Book Spotlight: Lovable Beaded Creatures

Do you remember berry beads? Not to be confused with Miyuki’s answer to the peanut seed bead, these little plastic beads with bubbly surfaces were all the rage for crafting in the 70’s and 80’s. Most craft stores carried them in abundance, along with fun little booklets for making all kinds of 3-D animals and objects with them. I used to think berry beads were ultimate.

Then I discovered seed beads, and everything else got swept aside. But it was those first pipe cleaner and plastic projects that inspired my love of 3-D beading, though I’ve mostly admired the work of other artists in that area. So when I picked up a copy of Lovable Beaded Creatures, I was instantly transported to the 80’s. Although these creatures are made with totally different materials, they still have a very charming, very vintage look.

Loveable Beaded Creaturescontains nearly thirty different 3-D animal designs by artist Anja Freese. Each creature is constructed with 8/o seed beads and wire, using a simple cross weave approach. The structures look so lively and elaborate, it’s almost hard to image how they can come together with such straightforward techniques.

# [WRITTEN TASK A]
Change "interactable" to "selectable" in the entries from the first line down to and including the line with "q3-line-2: 垂直x轴于点P，如果 △", and give those lines back with nothing else altered.

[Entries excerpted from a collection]
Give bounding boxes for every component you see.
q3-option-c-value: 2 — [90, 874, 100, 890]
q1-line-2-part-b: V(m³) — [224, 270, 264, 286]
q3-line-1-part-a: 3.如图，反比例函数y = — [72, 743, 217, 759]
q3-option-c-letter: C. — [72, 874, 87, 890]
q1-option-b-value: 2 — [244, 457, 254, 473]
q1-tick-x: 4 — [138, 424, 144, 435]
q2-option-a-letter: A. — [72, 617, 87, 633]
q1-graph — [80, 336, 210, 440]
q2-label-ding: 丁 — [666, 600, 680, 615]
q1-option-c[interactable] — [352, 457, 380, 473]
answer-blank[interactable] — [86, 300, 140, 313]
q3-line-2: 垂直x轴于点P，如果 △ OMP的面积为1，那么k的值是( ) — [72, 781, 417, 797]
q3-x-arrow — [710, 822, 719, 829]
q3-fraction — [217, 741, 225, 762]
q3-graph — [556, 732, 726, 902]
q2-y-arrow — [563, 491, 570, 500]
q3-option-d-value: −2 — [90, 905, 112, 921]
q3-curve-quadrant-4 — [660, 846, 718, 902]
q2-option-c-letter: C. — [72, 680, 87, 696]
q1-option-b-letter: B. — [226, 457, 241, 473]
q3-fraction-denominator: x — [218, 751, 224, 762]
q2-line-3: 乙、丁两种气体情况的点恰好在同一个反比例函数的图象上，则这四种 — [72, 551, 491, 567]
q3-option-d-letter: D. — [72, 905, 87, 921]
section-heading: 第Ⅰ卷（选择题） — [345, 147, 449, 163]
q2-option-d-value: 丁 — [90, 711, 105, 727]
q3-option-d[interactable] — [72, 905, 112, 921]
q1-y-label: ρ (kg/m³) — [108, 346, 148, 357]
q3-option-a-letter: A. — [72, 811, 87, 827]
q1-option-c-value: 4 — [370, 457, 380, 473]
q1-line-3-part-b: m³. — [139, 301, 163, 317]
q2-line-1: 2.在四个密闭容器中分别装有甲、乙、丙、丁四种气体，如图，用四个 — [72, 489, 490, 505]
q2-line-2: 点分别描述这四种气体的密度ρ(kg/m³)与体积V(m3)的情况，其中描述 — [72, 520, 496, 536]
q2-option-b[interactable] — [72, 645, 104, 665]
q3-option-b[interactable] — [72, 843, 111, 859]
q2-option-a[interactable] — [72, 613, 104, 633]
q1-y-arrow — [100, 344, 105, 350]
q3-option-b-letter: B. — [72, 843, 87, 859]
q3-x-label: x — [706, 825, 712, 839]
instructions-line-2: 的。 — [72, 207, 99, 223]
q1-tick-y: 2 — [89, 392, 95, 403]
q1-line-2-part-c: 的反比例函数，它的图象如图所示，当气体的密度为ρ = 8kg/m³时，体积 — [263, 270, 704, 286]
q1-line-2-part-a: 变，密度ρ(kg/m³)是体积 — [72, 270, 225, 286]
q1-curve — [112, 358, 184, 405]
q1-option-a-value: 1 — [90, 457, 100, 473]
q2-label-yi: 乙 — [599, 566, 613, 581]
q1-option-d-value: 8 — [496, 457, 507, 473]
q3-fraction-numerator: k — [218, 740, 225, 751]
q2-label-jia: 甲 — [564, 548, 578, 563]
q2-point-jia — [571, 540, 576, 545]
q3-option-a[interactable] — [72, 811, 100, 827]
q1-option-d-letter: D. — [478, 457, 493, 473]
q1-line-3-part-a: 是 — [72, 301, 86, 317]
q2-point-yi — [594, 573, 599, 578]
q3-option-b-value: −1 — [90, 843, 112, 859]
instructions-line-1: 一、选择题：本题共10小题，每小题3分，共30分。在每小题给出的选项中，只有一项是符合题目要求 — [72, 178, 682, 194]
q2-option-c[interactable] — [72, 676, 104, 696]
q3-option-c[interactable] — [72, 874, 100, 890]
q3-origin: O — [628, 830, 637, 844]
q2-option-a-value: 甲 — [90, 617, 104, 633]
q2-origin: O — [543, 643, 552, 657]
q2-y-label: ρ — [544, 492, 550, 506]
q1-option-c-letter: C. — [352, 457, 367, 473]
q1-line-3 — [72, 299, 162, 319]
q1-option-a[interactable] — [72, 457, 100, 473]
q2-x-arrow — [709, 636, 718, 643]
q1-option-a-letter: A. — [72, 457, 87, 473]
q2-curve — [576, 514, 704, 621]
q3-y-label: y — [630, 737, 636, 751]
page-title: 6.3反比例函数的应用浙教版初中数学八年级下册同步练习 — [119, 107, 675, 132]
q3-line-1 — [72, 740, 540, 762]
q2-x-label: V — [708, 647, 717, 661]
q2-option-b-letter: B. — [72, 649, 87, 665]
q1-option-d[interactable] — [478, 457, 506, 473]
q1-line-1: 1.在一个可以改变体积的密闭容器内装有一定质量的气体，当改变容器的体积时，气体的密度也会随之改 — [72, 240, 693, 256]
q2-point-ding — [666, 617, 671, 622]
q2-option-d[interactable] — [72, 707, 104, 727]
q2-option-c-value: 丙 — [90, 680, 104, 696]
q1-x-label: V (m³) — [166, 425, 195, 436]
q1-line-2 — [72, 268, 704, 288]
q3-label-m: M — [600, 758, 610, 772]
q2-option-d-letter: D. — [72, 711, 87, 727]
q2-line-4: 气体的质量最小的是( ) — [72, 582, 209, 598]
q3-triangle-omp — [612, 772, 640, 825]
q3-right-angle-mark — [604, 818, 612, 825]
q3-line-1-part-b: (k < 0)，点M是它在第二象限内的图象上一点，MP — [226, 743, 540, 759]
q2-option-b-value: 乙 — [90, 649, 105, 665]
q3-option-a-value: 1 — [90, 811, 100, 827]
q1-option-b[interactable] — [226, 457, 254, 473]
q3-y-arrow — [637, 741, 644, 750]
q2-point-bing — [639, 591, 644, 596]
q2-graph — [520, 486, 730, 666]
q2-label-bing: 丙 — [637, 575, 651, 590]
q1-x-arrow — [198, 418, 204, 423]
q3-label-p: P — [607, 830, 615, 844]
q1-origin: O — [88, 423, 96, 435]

# [WRITTEN TASK B]
Transcribe the book spotlight in full, word for word.

# [CORRECT ANSWER A]
Give bounding boxes for every component you see.
q3-option-c-value: 2 — [90, 874, 100, 890]
q1-line-2-part-b: V(m³) — [224, 270, 264, 286]
q3-line-1-part-a: 3.如图，反比例函数y = — [72, 743, 217, 759]
q3-option-c-letter: C. — [72, 874, 87, 890]
q1-option-b-value: 2 — [244, 457, 254, 473]
q1-tick-x: 4 — [138, 424, 144, 435]
q2-option-a-letter: A. — [72, 617, 87, 633]
q1-graph — [80, 336, 210, 440]
q2-label-ding: 丁 — [666, 600, 680, 615]
q1-option-c[selectable] — [352, 457, 380, 473]
answer-blank[selectable] — [86, 300, 140, 313]
q3-line-2: 垂直x轴于点P，如果 △ OMP的面积为1，那么k的值是( ) — [72, 781, 417, 797]

# [CORRECT ANSWER B]
Book Spotlight: Lovable Beaded Creatures

Do you remember berry beads? Not to be confused with Miyuki’s answer to the peanut seed bead, these little plastic beads with bubbly surfaces were all the rage for crafting in the 70’s and 80’s. Most craft stores carried them in abundance, along with fun little booklets for making all kinds of 3-D animals and objects with them. I used to think berry beads were ultimate.

Then I discovered seed beads, and everything else got swept aside. But it was those first pipe cleaner and plastic projects that inspired my love of 3-D beading, though I’ve mostly admired the work of other artists in that area. So when I picked up a copy of Lovable Beaded Creatures, I was instantly transported to the 80’s. Although these creatures are made with totally different materials, they still have a very charming, very vintage look.

Loveable Beaded Creaturescontains nearly thirty different 3-D animal designs by artist Anja Freese. Each creature is constructed with 8/o seed beads and wire, using a simple cross weave approach. The structures look so lively and elaborate, it’s almost hard to image how they can come together with such straightforward techniques.